• [INFORMATION GIVEN]
▬▬▬▬▬▬▬▬▬▬

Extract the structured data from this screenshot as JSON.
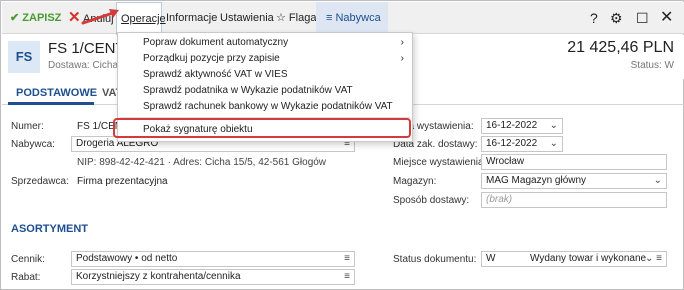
{
  "toolbar": {
    "save_label": "ZAPISZ",
    "close_label": "Anuluj",
    "operacje_label": "Operacje",
    "informacje_label": "Informacje",
    "ustawienia_label": "Ustawienia",
    "flaga_label": "Flaga",
    "nabywca_label": "Nabywca",
    "help_label": "?"
  },
  "document": {
    "badge": "FS",
    "title": "FS 1/CENTRALA",
    "subtitle": "Dostawa: Cicha",
    "amount": "21 425,46 PLN",
    "status": "Status: W"
  },
  "tabs": [
    "PODSTAWOWE",
    "VAT"
  ],
  "menu": {
    "items": [
      {
        "label": "Popraw dokument automatyczny",
        "submenu": true
      },
      {
        "label": "Porządkuj pozycje przy zapisie",
        "submenu": true
      },
      {
        "label": "Sprawdź aktywność VAT w VIES",
        "submenu": false
      },
      {
        "label": "Sprawdź podatnika w Wykazie podatników VAT",
        "submenu": false
      },
      {
        "label": "Sprawdź rachunek bankowy w Wykazie podatników VAT",
        "submenu": false
      },
      {
        "label": "Pokaż sygnaturę obiektu",
        "submenu": false
      }
    ]
  },
  "form": {
    "numer_label": "Numer:",
    "numer_value": "FS 1/CEN",
    "nabywca_label": "Nabywca:",
    "nabywca_value": "Drogeria ALEGRO",
    "nabywca_details": "NIP: 898-42-42-421  ·  Adres: Cicha 15/5, 42-561 Głogów",
    "sprzedawca_label": "Sprzedawca:",
    "sprzedawca_value": "Firma prezentacyjna",
    "data_wyst_label": "Data wystawienia:",
    "data_wyst_value": "16-12-2022",
    "data_dost_label": "Data zak. dostawy:",
    "data_dost_value": "16-12-2022",
    "miejsce_label": "Miejsce wystawienia:",
    "miejsce_value": "Wrocław",
    "magazyn_label": "Magazyn:",
    "magazyn_value": "MAG  Magazyn główny",
    "sposob_label": "Sposób dostawy:",
    "sposob_placeholder": "(brak)"
  },
  "asortyment": {
    "section_label": "ASORTYMENT",
    "cennik_label": "Cennik:",
    "cennik_value": "Podstawowy • od netto",
    "rabat_label": "Rabat:",
    "rabat_value": "Korzystniejszy z kontrahenta/cennika",
    "status_label": "Status dokumentu:",
    "status_code": "W",
    "status_value": "Wydany towar i wykonane"
  },
  "colors": {
    "accent": "#1e4f8f",
    "save_green": "#4a9a2f",
    "highlight_red": "#d43a3a"
  }
}
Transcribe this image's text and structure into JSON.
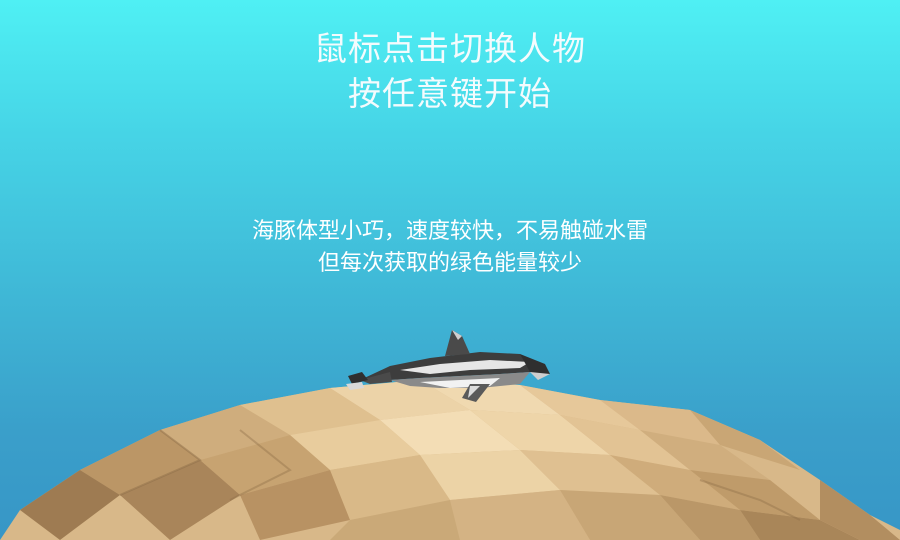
{
  "title": {
    "line1": "鼠标点击切换人物",
    "line2": "按任意键开始"
  },
  "character": {
    "name_icon": "dolphin-icon",
    "description_line1": "海豚体型小巧，速度较快，不易触碰水雷",
    "description_line2": "但每次获取的绿色能量较少"
  },
  "colors": {
    "sky_top": "#4ff0f4",
    "sky_bottom": "#3796c6",
    "sand_light": "#e9cc9c",
    "sand_mid": "#d4b283",
    "sand_dark": "#a8845a",
    "dolphin_dark": "#3a3a3a",
    "dolphin_light": "#e8e8e8"
  }
}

▬▬▬▬▬▬▬▬▬▬

• [TASK GOAL]
From the entries, report each line that includes the word "wystawienia".

• [CORRECT OUTPUT]
    "data_wyst_label": "Data wystawienia:",
    "miejsce_label": "Miejsce wystawienia:",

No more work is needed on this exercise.